La ofrenda de una viuda -mensaje dominical 30-1-2022

julio 1st, 2022 Posted by Mensaje Dominical 0 thoughts on “La ofrenda de una viuda -mensaje dominical 30-1-2022”

La ofrenda de una viuda

Lucas 21:1-4                                                                                                              V.C. 21:3

 

“Y dijo: En verdad os digo, que esta viuda pobre echó más que todos”

 

Recuerdo que, cuando estaba en la escuela primaria, cada año sorprendíamos a nuestras madres o a nuestros padres en su día con algún pequeño regalo. Casi siempre se trataba de una manualidad que hacíamos bajo la guía y supervisión de nuestras maestras. En verdad, nuestro obsequio no era algo muy costoso ni sofisticado. No se trataba de un trabajo muy ostentoso o exuberante. Apenas era una sencilla obra en la que habíamos puesto nuestra dedicación, esfuerzo y, sobre todo, nuestro amor. Aunque pasábamos varios días embelleciendo nuestro presente, no podríamos decir que el resultado fuese digno de exponerse en alguna galería de arte ni de venderse en la feria de San Telmo. Aun así, a nuestras madres y a nuestros padres les encantaba. Se emocionaban hasta las lágrimas sin mirar los defectos e imperfecciones y sin pensar, tampoco, en que los materiales habían sido pagados por ellos mismos lo supiesen o no. Es que, en verdad, nuestros padres no miraban el regalo en sí. Ellos observaban nuestro corazón. Observaban que habíamos puesto nuestro máximo esfuerzo para dar lo mejor que pudiésemos ofrecerles porque los amamos.

_Datos proporcionados:_

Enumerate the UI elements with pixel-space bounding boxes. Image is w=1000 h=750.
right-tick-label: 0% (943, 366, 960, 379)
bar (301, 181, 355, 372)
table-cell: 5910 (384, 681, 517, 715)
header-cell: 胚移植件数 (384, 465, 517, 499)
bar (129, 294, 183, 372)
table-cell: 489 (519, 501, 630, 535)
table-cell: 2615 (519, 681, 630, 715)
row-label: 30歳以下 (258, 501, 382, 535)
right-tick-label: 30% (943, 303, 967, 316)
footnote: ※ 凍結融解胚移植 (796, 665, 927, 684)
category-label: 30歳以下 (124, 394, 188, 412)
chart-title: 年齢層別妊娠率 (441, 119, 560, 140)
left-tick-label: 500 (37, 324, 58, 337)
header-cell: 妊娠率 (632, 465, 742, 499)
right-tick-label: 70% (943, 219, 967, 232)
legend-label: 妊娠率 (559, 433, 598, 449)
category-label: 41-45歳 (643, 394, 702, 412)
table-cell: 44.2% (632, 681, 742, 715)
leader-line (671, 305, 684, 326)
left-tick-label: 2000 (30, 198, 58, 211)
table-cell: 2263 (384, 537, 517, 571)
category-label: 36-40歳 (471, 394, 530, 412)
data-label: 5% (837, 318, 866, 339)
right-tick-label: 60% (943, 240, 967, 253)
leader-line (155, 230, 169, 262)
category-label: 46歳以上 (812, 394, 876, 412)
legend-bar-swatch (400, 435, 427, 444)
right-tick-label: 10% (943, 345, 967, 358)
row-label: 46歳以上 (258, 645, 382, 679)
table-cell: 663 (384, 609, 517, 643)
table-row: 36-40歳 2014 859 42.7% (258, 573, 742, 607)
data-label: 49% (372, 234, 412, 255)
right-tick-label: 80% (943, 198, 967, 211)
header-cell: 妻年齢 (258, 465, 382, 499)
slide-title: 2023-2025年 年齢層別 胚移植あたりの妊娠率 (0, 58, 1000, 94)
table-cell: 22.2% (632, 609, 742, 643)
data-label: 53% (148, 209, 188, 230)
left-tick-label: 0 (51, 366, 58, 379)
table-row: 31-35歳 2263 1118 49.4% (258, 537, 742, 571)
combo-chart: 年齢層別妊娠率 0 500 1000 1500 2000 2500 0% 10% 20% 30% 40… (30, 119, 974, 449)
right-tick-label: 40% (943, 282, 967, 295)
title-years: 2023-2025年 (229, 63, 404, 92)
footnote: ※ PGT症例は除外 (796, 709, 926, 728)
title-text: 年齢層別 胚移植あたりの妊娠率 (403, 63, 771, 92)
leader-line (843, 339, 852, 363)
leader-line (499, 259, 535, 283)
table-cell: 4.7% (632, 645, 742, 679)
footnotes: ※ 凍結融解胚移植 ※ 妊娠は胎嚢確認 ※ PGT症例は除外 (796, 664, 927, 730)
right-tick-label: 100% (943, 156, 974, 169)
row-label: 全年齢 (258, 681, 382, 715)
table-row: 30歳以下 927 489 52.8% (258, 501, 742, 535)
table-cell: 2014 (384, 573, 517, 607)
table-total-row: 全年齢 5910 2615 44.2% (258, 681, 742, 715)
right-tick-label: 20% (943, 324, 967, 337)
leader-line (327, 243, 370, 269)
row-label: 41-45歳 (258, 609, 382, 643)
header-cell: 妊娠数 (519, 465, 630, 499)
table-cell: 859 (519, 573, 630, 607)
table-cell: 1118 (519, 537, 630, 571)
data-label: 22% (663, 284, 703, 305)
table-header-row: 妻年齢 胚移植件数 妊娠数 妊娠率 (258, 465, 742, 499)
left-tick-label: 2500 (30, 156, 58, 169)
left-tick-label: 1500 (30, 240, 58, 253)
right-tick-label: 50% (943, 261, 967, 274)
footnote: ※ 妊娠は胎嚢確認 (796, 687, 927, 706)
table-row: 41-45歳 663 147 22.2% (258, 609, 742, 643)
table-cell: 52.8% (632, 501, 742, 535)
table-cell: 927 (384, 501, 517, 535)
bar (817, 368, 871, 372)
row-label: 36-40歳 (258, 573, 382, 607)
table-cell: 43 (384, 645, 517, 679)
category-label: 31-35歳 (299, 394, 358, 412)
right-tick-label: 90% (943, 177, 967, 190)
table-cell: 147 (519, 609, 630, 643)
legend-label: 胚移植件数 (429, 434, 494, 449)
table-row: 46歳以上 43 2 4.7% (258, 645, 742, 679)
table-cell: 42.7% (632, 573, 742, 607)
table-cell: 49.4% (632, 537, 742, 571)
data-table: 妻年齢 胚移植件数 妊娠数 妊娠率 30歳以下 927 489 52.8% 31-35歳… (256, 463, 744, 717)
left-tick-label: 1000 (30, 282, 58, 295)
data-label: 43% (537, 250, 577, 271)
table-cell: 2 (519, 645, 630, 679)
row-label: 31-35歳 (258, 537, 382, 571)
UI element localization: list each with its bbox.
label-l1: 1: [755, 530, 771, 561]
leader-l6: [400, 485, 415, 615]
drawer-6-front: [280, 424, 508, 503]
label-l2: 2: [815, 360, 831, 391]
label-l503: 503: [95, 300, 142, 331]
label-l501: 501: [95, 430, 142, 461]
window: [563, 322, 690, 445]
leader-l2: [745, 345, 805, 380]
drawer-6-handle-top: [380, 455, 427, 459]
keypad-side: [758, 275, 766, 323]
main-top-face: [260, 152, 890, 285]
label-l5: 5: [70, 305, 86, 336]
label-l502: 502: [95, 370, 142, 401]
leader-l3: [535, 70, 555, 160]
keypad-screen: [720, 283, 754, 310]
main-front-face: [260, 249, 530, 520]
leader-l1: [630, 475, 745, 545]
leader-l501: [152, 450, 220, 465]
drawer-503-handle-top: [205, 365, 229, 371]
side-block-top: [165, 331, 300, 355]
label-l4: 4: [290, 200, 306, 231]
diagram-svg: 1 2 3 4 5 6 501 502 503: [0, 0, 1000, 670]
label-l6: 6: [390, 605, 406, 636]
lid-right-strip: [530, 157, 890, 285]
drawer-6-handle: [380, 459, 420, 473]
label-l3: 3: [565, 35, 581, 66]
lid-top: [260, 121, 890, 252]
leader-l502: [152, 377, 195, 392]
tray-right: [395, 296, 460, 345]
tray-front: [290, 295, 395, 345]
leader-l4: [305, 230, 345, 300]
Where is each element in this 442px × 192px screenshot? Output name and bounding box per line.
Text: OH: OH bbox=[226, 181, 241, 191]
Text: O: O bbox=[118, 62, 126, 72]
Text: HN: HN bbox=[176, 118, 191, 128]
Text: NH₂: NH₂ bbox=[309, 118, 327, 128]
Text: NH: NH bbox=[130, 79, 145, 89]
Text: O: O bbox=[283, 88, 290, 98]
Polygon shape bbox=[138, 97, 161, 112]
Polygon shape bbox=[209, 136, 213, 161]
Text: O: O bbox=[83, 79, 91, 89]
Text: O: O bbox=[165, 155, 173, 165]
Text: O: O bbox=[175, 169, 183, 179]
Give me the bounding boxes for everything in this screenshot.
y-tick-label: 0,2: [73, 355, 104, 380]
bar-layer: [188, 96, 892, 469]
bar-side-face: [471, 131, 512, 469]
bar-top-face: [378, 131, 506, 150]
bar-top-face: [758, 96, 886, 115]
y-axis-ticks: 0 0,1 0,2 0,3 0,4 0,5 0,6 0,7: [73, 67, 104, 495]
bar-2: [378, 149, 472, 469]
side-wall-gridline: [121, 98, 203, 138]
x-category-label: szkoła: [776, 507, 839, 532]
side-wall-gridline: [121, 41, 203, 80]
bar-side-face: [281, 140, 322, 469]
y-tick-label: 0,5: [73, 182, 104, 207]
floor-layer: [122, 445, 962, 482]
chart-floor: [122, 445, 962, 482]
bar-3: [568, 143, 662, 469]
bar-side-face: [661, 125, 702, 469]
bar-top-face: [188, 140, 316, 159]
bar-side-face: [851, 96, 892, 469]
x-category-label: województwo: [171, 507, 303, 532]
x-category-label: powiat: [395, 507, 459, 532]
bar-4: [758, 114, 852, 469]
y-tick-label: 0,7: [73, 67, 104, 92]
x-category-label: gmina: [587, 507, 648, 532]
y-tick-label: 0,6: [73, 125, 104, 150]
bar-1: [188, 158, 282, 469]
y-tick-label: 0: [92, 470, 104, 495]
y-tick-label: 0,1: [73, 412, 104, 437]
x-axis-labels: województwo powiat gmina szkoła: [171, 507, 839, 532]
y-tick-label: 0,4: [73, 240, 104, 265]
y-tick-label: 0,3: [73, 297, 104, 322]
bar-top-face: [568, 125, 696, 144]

_Qué producir:_
Continúa, por favor, el mensaje sobre la ofrenda de la viuda a partir de su última oración. Las filas provienen de otra fuente.

_Respuesta:_
 

Podríamos preguntarnos, entonces, por qué Dios no reaccionaría de la misma manera al ver aquello que le presentamos como ofrenda. Siendo que Él es nuestro Padre celestial, Él no observa lo minúsculo que podríamos traerle. Tampoco se fija en los defectos o imperfecciones de nuestra entrega. Ni pone su atención en que, en realidad, cualquier cosa que pudiésemos darle procede primeramente de Él. Lo que nuestro Señor mira es nuestro corazón. Y, como vimos la última semana, esto era algo que pasaban por alto los líderes religiosos que prestaban mayor atención a las apariencias externas. Por esto, asimismo, fueron reprendidos por Jesús.

 

Nuestro Dios observa nuestra expresión de amor en todo aquello que le presentamos más allá de los costos o valores terrenales. ¿Acaso Dios esperará, entonces, una ofrenda millonaria de parte de nosotros? ¿Esperará que le entreguemos un sacrificio perfecto del que muchos se admiren al verlo? ¿Querrá una cantidad abundante de bienes materiales? ¿Se agradará de las sumas o abundancias? En realidad, no. Lo que Él espera es que le rindamos nuestra máxima expresión de amor. Él espera recibir nuestro corazón entregado con sencillez y de forma completamente voluntaria. Tal como lo hizo la mujer viuda que encontramos en el pasaje de hoy. Aprendamos, entonces, de ella y de su ofrenda. Aprendamos a expresarle a nuestro Señor todo el amor que sentimos por Él, dándole lo mejor de nosotros. De esta forma, capturemos la atención de nuestro Padre celestial y recibamos de Él su aprobación eterna.

 

 

  1. Dos blancas (1-2)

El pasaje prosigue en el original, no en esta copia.